Stored items:
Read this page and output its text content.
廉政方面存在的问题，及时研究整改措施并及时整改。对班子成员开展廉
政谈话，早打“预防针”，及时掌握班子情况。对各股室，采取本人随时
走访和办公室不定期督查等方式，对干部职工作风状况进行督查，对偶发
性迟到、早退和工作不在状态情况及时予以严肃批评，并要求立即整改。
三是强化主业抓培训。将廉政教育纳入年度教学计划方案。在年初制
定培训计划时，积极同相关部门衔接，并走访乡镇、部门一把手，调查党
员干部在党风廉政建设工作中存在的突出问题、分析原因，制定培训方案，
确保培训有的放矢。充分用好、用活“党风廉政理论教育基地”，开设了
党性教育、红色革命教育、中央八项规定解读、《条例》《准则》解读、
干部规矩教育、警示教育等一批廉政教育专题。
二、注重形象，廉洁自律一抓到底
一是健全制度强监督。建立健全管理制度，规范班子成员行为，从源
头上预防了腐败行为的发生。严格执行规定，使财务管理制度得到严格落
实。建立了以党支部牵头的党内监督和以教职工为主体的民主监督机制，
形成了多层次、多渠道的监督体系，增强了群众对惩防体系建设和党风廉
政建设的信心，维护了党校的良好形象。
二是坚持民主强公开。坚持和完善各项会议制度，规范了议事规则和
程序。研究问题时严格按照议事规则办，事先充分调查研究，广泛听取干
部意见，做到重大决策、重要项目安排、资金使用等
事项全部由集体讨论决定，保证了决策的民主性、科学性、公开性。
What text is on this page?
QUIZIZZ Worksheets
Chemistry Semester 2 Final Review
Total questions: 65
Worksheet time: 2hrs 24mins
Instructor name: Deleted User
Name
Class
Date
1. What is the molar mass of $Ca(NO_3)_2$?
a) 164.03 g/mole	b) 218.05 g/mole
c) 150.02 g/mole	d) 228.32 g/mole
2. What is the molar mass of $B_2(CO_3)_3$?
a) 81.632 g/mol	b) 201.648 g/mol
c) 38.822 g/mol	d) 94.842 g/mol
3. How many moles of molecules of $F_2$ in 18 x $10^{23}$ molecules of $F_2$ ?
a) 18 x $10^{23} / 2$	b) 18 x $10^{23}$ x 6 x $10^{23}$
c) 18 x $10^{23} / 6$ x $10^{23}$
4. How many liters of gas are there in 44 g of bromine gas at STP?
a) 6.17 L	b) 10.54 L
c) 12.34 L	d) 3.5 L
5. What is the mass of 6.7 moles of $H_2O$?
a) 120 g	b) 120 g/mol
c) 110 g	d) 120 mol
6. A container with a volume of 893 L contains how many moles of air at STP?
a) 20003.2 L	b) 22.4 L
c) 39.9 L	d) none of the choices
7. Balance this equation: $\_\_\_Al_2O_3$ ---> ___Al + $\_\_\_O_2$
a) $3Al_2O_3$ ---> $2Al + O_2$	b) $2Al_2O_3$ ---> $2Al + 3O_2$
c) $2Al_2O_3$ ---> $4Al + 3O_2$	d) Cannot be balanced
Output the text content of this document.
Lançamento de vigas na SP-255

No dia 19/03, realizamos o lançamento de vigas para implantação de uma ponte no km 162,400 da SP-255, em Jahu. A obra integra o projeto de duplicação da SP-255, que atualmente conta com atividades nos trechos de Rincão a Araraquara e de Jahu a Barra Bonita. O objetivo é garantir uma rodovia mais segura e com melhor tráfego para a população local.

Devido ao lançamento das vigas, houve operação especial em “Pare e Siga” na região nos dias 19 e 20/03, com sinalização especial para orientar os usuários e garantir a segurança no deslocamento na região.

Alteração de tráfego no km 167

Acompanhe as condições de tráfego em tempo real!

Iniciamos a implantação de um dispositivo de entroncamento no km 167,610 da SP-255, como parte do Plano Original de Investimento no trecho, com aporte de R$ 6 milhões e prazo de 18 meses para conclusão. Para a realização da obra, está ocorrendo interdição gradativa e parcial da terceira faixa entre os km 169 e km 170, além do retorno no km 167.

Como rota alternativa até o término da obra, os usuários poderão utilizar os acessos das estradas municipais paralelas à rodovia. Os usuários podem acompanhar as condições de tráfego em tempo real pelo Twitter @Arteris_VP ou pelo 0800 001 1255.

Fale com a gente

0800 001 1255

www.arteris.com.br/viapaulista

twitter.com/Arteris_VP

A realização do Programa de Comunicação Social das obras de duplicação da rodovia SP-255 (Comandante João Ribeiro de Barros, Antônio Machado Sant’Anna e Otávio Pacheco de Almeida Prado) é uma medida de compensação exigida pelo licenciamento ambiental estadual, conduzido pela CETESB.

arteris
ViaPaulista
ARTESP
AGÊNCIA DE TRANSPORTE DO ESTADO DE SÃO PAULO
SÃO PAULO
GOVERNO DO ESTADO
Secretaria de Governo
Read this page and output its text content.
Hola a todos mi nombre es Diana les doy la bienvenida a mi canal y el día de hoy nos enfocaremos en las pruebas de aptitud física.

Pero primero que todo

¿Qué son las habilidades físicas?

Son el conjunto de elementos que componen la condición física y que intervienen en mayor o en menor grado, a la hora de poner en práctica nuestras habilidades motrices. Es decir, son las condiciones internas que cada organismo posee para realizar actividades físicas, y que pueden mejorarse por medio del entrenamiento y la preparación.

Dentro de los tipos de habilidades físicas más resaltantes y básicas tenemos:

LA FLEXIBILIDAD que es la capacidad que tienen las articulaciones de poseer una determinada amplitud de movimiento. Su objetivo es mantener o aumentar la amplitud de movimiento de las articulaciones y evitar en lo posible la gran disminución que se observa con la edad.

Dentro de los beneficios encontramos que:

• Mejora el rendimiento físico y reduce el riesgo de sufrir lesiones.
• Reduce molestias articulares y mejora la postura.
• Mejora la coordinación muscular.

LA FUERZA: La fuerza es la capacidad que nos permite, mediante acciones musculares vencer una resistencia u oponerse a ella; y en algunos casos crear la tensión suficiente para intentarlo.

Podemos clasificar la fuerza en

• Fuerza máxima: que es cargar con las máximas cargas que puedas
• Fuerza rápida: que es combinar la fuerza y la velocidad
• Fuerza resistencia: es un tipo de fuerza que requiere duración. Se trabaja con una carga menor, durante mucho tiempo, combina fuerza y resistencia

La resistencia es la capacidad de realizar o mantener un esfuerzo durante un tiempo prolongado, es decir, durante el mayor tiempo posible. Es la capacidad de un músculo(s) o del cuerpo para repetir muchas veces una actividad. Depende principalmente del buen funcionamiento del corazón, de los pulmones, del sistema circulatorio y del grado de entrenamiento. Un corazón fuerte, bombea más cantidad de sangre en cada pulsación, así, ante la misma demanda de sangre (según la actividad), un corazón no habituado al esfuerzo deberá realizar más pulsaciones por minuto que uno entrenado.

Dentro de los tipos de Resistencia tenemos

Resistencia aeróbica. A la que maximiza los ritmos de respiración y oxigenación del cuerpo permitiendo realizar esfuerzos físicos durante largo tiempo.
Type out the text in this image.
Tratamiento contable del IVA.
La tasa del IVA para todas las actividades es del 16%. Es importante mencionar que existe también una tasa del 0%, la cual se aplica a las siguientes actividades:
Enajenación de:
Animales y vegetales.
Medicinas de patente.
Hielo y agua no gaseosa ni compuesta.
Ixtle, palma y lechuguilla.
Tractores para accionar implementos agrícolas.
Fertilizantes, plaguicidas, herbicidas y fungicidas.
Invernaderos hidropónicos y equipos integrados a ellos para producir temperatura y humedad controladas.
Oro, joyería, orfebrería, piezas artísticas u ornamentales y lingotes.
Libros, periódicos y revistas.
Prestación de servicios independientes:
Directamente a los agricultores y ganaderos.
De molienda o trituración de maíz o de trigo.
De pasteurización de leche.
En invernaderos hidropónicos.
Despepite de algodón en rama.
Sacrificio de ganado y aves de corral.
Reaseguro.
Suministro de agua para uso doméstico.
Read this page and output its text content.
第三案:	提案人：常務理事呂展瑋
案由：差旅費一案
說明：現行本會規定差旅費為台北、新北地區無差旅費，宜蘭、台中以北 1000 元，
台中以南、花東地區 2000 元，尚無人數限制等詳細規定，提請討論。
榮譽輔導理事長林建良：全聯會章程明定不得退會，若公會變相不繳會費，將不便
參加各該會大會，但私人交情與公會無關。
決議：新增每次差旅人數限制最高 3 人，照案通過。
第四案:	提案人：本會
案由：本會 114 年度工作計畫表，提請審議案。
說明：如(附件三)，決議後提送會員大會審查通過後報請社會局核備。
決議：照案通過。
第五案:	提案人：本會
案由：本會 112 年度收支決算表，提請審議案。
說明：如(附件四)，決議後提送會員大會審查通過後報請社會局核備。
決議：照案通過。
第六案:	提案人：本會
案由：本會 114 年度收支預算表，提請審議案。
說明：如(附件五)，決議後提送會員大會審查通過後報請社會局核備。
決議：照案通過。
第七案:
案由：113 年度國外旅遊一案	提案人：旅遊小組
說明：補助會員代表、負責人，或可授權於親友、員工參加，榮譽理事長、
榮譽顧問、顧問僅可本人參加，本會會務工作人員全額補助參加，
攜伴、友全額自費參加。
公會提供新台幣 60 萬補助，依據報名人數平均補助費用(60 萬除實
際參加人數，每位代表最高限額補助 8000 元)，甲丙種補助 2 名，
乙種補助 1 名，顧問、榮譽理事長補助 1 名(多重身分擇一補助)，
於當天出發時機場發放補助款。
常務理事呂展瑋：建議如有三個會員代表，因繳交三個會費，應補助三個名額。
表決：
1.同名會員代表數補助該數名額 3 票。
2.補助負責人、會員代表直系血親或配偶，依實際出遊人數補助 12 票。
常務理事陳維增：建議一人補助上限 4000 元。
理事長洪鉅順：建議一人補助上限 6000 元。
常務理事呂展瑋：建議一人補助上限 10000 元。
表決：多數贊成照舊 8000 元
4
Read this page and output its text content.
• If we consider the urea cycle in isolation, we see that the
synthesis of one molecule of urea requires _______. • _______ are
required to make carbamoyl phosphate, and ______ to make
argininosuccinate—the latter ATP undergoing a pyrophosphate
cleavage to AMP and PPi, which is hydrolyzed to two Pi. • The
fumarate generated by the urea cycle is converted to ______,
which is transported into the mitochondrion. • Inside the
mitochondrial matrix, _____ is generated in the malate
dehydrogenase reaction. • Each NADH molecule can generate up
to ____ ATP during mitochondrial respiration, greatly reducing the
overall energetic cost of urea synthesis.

*YOUR TASK:*
Return each full line of the entries that contains the word "pelo".

*WRITTEN ANSWER:*
Como rota alternativa até o término da obra, os usuários poderão utilizar os acessos das estradas municipais paralelas à rodovia. Os usuários podem acompanhar as condições de tráfego em tempo real pelo Twitter @Arteris_VP ou pelo 0800 001 1255.
A realização do Programa de Comunicação Social das obras de duplicação da rodovia SP-255 (Comandante João Ribeiro de Barros, Antônio Machado Sant’Anna e Otávio Pacheco de Almeida Prado) é uma medida de compensação exigida pelo licenciamento ambiental estadual, conduzido pela CETESB.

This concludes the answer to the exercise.